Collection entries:
==========
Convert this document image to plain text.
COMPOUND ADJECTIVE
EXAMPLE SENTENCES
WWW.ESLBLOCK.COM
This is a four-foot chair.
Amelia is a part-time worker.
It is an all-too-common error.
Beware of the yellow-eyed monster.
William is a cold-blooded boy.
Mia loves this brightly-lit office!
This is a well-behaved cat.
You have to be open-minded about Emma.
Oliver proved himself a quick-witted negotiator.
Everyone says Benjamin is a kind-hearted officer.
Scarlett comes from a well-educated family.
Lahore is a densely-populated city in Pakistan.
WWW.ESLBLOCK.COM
==========
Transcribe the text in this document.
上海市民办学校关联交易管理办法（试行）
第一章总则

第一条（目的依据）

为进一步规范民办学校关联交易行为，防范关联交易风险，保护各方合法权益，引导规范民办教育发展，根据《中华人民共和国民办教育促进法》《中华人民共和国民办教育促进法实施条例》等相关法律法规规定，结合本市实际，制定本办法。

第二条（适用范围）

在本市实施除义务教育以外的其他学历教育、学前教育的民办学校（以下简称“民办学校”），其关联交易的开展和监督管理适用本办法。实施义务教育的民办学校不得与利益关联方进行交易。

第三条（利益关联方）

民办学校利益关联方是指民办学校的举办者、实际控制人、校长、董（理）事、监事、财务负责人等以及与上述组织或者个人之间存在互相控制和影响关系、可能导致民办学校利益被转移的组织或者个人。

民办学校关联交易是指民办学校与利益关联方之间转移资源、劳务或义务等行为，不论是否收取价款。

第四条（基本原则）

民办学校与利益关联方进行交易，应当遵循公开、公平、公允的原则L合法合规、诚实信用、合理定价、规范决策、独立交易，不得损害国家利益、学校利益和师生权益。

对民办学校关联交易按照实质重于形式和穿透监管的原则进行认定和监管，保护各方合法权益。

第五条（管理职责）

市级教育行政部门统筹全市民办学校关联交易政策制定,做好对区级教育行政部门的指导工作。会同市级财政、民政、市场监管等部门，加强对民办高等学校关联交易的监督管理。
==========
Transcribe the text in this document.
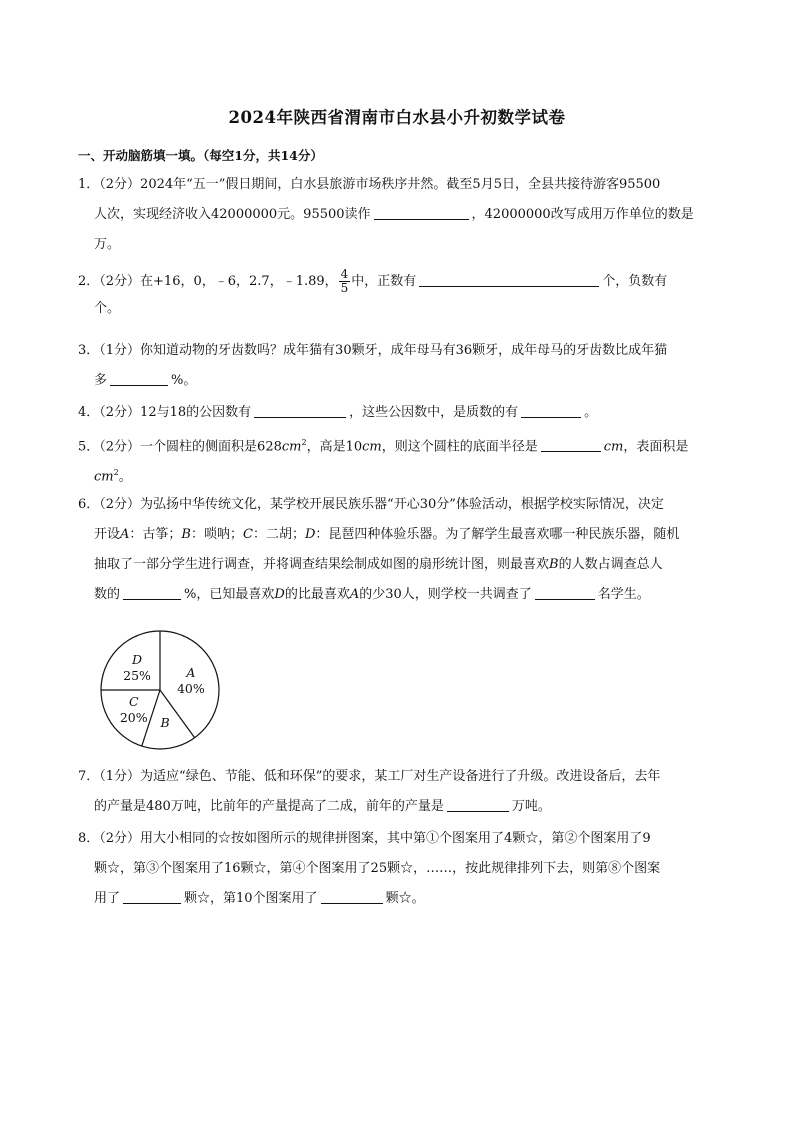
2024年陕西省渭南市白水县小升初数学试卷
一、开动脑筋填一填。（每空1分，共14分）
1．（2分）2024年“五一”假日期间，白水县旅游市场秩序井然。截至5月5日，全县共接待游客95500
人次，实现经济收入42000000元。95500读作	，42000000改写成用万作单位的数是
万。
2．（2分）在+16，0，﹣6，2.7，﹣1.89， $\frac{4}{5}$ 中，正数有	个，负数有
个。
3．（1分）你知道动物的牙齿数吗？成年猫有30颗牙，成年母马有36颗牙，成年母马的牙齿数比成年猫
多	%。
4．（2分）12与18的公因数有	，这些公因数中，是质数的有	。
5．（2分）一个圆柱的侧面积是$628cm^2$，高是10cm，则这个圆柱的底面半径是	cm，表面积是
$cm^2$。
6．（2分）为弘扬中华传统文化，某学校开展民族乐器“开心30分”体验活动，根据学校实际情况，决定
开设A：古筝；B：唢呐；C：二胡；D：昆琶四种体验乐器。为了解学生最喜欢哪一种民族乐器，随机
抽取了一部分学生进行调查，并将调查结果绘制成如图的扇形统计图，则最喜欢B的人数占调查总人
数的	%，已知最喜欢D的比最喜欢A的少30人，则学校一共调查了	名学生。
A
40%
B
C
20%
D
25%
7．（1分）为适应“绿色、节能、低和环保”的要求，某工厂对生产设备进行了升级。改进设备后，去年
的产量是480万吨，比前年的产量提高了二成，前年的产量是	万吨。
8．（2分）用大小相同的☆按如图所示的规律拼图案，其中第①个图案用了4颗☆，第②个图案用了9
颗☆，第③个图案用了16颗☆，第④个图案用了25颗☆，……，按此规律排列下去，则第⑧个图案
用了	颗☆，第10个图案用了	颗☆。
==========
All lines above with "well" in them should be returned.

This is a well-behaved cat.
Scarlett comes from a well-educated family.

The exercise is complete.